Annotations of layout elements:
+-------+
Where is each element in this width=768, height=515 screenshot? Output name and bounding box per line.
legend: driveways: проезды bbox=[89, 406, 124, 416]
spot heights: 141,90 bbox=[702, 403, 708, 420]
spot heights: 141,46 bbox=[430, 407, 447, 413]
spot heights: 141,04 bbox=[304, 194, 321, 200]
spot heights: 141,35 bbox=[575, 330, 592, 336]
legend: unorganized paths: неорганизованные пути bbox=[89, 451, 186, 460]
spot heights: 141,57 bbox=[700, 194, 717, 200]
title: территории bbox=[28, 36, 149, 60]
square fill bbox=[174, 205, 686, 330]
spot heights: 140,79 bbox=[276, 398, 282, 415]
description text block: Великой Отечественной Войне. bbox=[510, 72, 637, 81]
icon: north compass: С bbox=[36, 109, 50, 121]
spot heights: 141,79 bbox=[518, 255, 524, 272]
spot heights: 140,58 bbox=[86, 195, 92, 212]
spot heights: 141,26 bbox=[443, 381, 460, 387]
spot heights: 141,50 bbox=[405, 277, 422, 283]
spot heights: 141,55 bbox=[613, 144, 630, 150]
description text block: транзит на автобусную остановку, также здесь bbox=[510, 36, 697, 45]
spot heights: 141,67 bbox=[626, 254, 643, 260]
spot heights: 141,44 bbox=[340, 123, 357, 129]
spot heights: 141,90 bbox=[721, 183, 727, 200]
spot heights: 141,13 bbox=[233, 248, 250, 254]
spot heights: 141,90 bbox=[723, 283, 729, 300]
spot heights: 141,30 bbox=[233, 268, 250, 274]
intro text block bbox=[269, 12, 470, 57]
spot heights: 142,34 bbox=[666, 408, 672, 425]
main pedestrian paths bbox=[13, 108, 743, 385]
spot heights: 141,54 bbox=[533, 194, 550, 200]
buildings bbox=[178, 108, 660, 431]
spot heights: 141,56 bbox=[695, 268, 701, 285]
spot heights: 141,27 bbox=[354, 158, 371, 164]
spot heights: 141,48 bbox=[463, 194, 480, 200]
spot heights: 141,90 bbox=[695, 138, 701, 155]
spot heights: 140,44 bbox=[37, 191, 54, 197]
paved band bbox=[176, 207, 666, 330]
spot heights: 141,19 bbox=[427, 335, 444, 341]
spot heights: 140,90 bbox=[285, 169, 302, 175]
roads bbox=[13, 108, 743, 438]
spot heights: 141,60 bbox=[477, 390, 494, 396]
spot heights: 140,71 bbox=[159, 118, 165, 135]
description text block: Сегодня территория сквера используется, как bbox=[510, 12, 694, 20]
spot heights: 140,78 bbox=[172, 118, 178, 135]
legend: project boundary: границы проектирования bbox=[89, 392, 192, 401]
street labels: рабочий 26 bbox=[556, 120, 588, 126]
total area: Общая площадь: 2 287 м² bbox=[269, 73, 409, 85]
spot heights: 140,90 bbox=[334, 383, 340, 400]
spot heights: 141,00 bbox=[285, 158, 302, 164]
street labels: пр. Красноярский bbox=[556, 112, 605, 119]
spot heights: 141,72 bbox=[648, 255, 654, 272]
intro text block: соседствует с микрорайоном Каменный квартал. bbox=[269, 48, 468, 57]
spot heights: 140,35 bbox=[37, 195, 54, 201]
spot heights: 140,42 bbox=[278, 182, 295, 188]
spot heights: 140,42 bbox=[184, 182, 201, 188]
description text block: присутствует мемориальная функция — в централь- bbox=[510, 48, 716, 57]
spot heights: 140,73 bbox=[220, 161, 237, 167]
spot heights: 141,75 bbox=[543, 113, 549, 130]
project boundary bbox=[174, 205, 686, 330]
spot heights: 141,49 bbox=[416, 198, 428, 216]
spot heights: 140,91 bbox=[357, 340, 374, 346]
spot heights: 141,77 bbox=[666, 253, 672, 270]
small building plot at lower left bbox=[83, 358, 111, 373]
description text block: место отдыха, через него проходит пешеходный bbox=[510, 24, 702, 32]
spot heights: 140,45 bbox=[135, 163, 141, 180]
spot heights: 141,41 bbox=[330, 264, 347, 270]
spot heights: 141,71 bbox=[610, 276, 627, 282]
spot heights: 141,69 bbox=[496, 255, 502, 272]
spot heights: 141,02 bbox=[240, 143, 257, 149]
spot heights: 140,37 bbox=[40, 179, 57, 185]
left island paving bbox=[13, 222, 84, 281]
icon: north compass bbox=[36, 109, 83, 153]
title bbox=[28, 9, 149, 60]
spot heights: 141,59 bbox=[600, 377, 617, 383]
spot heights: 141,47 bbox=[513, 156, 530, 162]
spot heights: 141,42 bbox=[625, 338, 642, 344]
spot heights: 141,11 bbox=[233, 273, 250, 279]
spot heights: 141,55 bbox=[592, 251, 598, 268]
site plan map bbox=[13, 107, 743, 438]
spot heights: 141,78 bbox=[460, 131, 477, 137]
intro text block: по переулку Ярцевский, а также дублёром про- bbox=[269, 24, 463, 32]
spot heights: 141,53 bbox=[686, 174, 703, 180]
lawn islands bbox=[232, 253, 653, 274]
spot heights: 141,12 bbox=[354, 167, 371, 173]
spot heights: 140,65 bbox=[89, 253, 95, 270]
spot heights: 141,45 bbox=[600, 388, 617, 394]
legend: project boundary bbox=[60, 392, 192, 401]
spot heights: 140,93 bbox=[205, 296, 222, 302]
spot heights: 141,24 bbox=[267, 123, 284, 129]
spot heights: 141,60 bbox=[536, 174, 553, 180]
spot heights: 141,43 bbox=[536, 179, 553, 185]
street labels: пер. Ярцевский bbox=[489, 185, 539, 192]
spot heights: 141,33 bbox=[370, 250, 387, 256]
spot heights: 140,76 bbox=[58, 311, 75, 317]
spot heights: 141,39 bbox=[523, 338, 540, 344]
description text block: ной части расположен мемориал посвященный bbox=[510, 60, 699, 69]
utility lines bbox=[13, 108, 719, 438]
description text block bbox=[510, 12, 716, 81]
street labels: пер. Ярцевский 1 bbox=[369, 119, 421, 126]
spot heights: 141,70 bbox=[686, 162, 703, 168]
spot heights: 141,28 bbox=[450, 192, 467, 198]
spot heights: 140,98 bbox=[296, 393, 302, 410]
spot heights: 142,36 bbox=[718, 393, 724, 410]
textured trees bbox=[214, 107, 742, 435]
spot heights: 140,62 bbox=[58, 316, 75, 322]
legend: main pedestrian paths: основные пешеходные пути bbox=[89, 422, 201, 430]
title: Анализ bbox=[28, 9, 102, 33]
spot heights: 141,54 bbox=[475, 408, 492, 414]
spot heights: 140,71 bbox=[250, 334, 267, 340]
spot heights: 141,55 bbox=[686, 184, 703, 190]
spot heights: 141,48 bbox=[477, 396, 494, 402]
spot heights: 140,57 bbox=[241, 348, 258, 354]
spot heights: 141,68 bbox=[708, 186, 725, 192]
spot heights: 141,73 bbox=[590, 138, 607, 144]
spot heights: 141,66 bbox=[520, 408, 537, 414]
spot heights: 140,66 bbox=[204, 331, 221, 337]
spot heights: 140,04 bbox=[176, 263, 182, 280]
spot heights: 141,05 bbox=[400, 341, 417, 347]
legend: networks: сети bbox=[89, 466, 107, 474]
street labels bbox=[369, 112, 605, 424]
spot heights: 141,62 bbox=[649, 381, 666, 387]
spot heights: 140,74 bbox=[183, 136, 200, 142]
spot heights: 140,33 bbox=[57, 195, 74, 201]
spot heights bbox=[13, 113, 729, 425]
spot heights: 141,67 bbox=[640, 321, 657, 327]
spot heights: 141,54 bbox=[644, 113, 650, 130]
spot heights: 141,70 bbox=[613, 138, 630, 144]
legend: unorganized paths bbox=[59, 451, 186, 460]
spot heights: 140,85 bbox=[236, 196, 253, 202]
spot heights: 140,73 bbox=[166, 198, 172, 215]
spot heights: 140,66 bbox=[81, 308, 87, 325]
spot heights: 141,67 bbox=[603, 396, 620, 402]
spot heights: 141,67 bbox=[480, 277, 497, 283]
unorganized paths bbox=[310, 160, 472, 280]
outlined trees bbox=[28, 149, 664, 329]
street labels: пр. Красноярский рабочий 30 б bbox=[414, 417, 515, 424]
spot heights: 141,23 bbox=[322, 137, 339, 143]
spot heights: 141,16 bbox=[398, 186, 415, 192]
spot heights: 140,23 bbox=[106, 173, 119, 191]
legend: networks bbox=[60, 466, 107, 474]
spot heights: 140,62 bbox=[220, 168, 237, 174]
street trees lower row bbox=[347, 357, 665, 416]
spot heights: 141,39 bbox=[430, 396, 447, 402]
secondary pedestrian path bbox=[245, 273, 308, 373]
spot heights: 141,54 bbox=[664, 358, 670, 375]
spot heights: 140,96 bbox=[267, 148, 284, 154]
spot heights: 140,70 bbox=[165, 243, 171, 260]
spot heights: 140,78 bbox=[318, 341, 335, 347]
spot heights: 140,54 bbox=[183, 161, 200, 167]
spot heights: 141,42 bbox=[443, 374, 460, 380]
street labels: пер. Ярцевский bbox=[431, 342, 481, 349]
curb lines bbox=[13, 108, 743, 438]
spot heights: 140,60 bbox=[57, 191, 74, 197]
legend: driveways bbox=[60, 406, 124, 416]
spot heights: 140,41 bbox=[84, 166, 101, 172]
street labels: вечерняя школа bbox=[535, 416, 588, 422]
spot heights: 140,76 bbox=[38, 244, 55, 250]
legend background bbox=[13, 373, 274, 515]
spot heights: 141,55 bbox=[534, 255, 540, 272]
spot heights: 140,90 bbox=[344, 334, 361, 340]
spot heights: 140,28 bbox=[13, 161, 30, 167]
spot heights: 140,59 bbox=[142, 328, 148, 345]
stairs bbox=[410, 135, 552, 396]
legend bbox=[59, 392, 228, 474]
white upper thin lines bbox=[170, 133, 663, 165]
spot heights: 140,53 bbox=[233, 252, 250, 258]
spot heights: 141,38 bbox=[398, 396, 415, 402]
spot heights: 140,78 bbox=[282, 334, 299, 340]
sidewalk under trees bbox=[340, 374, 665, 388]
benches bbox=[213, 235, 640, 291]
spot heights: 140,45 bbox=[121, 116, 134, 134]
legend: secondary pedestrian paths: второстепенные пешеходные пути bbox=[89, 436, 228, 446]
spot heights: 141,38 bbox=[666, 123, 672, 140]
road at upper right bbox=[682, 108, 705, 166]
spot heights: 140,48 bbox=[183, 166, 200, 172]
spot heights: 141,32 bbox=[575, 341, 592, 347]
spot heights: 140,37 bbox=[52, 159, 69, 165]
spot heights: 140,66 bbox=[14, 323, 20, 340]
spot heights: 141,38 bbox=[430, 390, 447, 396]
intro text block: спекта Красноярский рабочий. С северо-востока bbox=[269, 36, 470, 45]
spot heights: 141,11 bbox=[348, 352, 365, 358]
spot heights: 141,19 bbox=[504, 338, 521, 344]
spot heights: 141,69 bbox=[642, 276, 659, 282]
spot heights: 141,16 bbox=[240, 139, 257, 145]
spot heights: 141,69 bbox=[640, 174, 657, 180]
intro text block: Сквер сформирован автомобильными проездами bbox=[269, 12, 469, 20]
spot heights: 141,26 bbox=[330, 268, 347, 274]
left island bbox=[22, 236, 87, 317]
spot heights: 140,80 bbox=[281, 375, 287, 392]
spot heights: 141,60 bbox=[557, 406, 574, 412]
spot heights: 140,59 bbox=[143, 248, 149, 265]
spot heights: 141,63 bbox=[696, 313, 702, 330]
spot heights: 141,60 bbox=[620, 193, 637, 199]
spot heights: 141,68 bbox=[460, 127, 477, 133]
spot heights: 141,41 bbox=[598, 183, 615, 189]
+-------+
- [DO THIS]: Report each line in the entries above that contains the string "legend", with case counting.

- [COMPLETE OUTPUT]:
legend: driveways: проезды bbox=[89, 406, 124, 416]
legend: unorganized paths: неорганизованные пути bbox=[89, 451, 186, 460]
legend: project boundary: границы проектирования bbox=[89, 392, 192, 401]
legend: project boundary bbox=[60, 392, 192, 401]
legend: main pedestrian paths: основные пешеходные пути bbox=[89, 422, 201, 430]
legend: networks: сети bbox=[89, 466, 107, 474]
legend: unorganized paths bbox=[59, 451, 186, 460]
legend: networks bbox=[60, 466, 107, 474]
legend: driveways bbox=[60, 406, 124, 416]
legend background bbox=[13, 373, 274, 515]
legend bbox=[59, 392, 228, 474]
legend: secondary pedestrian paths: второстепенные пешеходные пути bbox=[89, 436, 228, 446]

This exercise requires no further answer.